• Given entries:

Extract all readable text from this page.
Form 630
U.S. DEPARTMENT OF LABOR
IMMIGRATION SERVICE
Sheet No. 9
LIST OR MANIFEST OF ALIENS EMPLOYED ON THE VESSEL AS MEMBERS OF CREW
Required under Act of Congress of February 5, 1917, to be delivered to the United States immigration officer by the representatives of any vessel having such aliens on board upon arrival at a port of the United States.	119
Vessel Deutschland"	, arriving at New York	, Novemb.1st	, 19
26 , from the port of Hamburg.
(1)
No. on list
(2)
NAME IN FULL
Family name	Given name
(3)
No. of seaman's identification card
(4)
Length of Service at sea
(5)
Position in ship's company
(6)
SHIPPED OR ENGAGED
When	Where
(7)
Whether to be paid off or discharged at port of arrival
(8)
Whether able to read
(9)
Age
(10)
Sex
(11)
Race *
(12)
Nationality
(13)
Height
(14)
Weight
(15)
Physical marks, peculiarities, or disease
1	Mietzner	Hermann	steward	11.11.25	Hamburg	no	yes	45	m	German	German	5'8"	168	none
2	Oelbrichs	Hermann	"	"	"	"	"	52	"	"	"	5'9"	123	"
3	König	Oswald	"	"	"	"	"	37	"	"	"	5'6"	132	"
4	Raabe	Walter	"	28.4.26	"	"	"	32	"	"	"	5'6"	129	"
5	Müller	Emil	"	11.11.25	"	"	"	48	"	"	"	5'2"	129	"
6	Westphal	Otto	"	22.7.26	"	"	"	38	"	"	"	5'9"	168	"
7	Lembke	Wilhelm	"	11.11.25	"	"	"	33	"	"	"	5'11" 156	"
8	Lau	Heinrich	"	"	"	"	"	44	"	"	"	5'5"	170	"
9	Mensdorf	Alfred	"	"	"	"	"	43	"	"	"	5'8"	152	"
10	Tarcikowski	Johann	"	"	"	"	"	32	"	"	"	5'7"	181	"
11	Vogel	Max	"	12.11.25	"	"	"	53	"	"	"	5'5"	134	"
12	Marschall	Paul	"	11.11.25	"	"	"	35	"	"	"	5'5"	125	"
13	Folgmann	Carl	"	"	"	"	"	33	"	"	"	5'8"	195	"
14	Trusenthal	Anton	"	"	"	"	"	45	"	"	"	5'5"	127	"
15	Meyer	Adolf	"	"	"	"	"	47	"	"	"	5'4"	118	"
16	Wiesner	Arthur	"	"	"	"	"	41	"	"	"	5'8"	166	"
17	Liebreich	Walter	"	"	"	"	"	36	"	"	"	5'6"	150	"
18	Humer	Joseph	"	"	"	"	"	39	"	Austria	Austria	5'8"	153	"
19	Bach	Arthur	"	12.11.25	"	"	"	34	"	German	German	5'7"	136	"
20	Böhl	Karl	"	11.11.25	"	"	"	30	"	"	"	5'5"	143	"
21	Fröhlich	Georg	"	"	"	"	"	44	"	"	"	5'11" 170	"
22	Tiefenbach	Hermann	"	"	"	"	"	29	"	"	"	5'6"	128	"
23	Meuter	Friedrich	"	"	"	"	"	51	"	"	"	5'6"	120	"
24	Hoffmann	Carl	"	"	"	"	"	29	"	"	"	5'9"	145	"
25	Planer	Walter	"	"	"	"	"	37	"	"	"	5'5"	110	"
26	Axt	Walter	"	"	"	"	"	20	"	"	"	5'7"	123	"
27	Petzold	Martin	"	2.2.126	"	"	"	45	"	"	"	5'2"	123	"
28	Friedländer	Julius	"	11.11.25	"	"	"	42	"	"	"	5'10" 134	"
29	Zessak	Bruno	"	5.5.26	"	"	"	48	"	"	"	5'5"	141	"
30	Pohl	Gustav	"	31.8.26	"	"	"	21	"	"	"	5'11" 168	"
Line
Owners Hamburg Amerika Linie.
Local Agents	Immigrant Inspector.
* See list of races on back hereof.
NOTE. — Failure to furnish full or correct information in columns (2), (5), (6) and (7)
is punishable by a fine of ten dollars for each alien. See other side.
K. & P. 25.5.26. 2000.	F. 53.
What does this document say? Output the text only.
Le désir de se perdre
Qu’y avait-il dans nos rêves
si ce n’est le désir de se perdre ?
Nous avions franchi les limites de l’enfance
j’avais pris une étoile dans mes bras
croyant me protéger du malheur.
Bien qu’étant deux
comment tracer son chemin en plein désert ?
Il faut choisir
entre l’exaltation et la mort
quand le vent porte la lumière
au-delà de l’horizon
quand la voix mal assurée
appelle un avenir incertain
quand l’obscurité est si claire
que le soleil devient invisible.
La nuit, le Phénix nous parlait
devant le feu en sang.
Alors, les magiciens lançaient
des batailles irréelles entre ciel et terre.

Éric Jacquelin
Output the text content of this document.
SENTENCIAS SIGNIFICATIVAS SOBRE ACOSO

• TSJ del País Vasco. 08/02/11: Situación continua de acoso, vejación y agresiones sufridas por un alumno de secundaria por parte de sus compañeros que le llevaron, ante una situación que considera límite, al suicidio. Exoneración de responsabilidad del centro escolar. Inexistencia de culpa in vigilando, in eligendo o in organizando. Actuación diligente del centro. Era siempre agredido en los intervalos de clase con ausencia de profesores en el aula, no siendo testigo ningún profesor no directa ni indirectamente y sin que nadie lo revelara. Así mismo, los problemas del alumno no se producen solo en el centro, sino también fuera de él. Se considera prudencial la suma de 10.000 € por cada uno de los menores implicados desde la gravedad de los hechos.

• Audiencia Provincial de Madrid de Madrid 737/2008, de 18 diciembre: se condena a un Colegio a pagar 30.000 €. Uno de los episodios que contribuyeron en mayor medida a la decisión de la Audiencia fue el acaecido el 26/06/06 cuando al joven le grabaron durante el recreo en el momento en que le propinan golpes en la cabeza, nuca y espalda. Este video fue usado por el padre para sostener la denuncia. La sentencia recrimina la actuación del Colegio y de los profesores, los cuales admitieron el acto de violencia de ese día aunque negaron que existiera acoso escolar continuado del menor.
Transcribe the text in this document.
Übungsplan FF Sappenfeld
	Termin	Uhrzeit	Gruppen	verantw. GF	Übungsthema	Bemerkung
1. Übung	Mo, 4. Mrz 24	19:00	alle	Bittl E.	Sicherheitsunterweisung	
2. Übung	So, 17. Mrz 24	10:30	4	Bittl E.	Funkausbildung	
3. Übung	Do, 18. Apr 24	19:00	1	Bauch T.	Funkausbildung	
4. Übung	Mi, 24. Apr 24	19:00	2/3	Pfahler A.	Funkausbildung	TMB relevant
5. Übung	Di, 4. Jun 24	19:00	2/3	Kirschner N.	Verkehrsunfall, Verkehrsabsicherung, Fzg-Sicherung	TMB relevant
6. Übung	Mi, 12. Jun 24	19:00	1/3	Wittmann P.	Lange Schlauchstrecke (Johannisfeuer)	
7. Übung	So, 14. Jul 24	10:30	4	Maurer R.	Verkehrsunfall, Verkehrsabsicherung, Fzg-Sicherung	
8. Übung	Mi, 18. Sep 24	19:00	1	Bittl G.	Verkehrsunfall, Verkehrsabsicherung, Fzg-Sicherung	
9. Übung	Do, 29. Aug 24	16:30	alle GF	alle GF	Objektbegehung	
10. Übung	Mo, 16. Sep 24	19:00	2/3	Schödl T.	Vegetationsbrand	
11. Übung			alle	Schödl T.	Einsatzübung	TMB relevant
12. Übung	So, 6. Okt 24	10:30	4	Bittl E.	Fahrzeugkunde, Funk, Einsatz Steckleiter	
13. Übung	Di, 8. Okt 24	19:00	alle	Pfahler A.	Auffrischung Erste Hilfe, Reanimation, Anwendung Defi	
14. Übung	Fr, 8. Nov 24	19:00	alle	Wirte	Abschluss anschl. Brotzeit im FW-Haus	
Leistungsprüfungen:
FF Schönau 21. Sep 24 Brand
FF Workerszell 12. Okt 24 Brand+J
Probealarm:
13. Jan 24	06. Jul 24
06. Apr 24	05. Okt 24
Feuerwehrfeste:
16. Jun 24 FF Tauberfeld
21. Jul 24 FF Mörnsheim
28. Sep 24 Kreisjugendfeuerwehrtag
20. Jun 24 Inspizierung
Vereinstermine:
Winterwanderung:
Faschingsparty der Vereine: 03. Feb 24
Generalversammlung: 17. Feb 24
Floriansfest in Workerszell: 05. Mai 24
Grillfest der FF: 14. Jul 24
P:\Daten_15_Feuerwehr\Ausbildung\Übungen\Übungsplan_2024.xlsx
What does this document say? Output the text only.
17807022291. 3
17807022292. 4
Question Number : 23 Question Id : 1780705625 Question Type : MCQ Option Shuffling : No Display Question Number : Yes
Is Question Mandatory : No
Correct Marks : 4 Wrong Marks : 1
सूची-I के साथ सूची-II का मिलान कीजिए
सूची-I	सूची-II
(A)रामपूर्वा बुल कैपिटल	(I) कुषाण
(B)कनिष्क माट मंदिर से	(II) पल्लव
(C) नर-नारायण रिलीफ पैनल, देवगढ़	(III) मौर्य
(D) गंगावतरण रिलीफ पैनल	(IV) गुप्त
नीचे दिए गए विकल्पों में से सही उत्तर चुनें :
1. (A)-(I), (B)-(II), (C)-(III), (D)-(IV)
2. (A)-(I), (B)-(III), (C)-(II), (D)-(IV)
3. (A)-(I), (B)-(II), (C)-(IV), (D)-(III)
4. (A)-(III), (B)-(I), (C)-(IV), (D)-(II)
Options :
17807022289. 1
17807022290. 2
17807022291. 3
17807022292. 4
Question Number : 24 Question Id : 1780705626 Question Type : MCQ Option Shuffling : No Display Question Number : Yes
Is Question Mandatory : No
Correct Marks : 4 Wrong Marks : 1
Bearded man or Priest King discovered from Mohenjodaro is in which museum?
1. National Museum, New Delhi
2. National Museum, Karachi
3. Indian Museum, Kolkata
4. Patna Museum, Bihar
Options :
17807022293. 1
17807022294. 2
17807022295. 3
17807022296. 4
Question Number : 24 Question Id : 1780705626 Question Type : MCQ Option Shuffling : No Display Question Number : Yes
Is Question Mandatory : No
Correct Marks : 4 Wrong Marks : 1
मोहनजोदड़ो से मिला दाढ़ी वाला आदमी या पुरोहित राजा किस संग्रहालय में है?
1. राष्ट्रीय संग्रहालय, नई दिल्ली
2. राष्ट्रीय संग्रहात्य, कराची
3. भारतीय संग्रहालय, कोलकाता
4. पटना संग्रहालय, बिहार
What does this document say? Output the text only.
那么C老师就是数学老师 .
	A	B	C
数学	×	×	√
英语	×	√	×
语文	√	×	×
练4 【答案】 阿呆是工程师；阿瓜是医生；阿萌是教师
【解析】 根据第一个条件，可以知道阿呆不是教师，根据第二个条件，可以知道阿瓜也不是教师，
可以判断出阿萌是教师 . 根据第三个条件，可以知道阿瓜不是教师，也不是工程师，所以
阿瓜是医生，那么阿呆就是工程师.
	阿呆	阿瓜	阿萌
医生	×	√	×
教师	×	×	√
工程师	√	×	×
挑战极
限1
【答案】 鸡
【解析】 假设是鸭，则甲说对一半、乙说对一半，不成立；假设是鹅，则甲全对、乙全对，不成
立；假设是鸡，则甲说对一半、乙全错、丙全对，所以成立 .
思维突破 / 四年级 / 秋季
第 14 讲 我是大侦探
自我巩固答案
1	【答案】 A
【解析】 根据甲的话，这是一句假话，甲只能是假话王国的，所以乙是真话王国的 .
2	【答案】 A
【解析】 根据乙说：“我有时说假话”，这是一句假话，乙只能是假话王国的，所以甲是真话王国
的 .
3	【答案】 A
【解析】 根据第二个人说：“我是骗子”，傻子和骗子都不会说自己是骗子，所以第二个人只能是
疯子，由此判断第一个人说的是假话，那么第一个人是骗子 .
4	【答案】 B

• Prompt: Pull out every line of the records above that contains the word "Sicherung".

• Exercise answer:
5. Übung	Di, 4. Jun 24	19:00	2/3	Kirschner N.	Verkehrsunfall, Verkehrsabsicherung, Fzg-Sicherung	TMB relevant
7. Übung	So, 14. Jul 24	10:30	4	Maurer R.	Verkehrsunfall, Verkehrsabsicherung, Fzg-Sicherung	
8. Übung	Mi, 18. Sep 24	19:00	1	Bittl G.	Verkehrsunfall, Verkehrsabsicherung, Fzg-Sicherung	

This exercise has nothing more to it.